------ Text ------

In 1898, Givaudan moved to Geneva, Switzerland and constructed a factory in Vernier. In 1946, Givaudan opened a perfumery school, which trained a third of the world's creative perfumers. In 1948 the company acquired Ersolko SA, which transitioned Givaudan also into the flavor industry. In 1963, Givaudan was acquired by Roche and in 1964, Roche acquired one of Givaudan's competitors, Roure. Roure was founded in Grasse, France during 1820. In 1937 Roure created the first designer perfume: Shocking for Schiaparelli. Givaudan's original United States fragrance headquarters, in Teaneck, New Jersey, was built in 1972 from a design by Der Scutt, architect of the Trump Tower. The company later moved to East Hanover, New Jersey.

===Givaudan-Roure===
In 1991 Givaudan and Roure were merged to form Givaudan-Roure. Also in 1991, the company bought Fritzsche, Dodge and Olcott. In 1997 Givaudan-Roure acquired another flavor company, Tastemaker, based in Cincinnati, Ohio. The merger made Givaudan the largest flavor company in the world. In 2000 Givaudan-Roure was spun off by Roche as Givaudan and listed on the Swiss Stock Exchange (Code GIVN.VX) where it is part of the SMI, SLI and SPI.

===2000s===
In 2002 Givaudan acquired FIS, the flavors division of Nestle, for which Nestle received a 10% stake in the company. The following year, Givaudan purchased the cheese flavor company IBF. In 2004 the company expanded its operations in China, which had been in place since the 1990s.

On 22 November 2006, Givaudan announced the acquisition of Quest International to be completed Q1 2007. On 21 February 2007, the EU approved the merger of Givaudan and Quest, clearing the final regulatory hurdle for the merger after the United States authorities approved the merger earlier in the month. The merger deal closed on 2 March 2007. The acquisition makes Givaudan the global leader in both fine fragrances and consumer products; it was already the global leader in flavors and the acquisition of Quest International strengthens their position.

In 2013 Nestle sold its share in Givaudan for $1.3 billion. By 2014 the company had about US$4.6 billion in revenues. That year, the company had its first acquisition since Quest, purchasing Soliance. Givaudan also released the TasteSolutions Richness line of flavors. It also launched the Givaudan Foundation, and has a programme that works with patchouli and other grower collection networks to establish sustainable development practices, called the Innovative Naturals programme.

Since 2014, Givaudan had acquired around 20 companies, among them Naturex, the cosmetics business of AMSilk, Albert Vieille, Fragrance Oils, and Golden Frog.

------ Data extract ------

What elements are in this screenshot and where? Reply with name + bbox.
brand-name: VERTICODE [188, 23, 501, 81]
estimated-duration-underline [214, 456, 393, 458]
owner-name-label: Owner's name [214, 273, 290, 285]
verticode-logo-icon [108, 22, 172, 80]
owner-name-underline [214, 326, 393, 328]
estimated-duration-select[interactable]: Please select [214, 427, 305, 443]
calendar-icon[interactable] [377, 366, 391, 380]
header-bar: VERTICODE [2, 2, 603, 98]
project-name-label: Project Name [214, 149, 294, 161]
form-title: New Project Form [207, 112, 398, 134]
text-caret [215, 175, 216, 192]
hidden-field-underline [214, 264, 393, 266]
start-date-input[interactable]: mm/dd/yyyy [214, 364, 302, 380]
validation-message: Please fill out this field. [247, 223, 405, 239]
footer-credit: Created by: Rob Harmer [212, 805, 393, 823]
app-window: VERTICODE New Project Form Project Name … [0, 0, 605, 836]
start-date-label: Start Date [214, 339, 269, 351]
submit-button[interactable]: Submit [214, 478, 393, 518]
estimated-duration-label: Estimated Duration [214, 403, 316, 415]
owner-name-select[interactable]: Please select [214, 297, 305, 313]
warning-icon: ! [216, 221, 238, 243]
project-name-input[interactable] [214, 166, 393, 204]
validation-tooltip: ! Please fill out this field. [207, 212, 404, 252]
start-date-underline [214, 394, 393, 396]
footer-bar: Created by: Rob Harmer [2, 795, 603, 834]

------

**Study questions**
A - Answer these questions using the Givaudan history:
(i) In what year did Givaudan open a perfumery school?
(ii) Which flavor company did Givaudan-Roure acquire in 1997, and where was it based?
(iii) On what date did the merger deal with Quest International close?
B - Continue the Givaudan history from the end of its last sentence.
None of these lines are needed for the work that follows.

**Solved problems**
A -
(i) 1946
(ii) Tastemaker, based in Cincinnati, Ohio
(iii) 2 March 2007

B -
In 2021, Givaudan acquired Louisville, Ky.-based dye and coloring manufacturer D.D. Williamson.

In 2022, Givaudan, the mechanical engineering company Bühler, and Migros wanted to open the Cultured Food Innovation Hub in Kemptthal. Research was also to be carried out there on cultivated meat.

On March 7, 2023, Givaudan confirmed that it was the target of an industry-wide investigation by European and Swiss authorities. Investigators were looking into a possible cartel in the supply of fragrances and fragrance ingredients. Companies face fines as much as 10% of their global turnover for violating EU antitrust rules.

In 2024, Givaudan announced a partnership with Chinese e-retailer TMall to support growing local demand for fragrance products.

In 2026, Givaudan joined a 10-year Virtual Power Purchase Agreement (VPPA) with PepsiCo, Smurfit Westrock, and Statkraft. The agreement is linked to the repowering of a wind farm in Spain. The companies said the agreement was intended to support renewable electricity procurement and value-chain decarbonisation across Europe.

==Givaudan incidents==
On July 10, 1976, the Seveso accident, Italy's worst ecological disaster, released a toxic cloud into the atmosphere. Italy's highest court awarded moral damages to the residents for anxiety incurred. Givaudan, the parent company of ICMESA paid EUR103.9 million (US$90.3 million) in cleanup costs and compensation to those who suffered physical injuries as a result of the incident.

In November 2024, an explosion occurred at the Louisville, Kentucky Givaudan Sense Color (formerly D.D. Williamson). Two workers died as a result of the explosion, and a dozen were injured.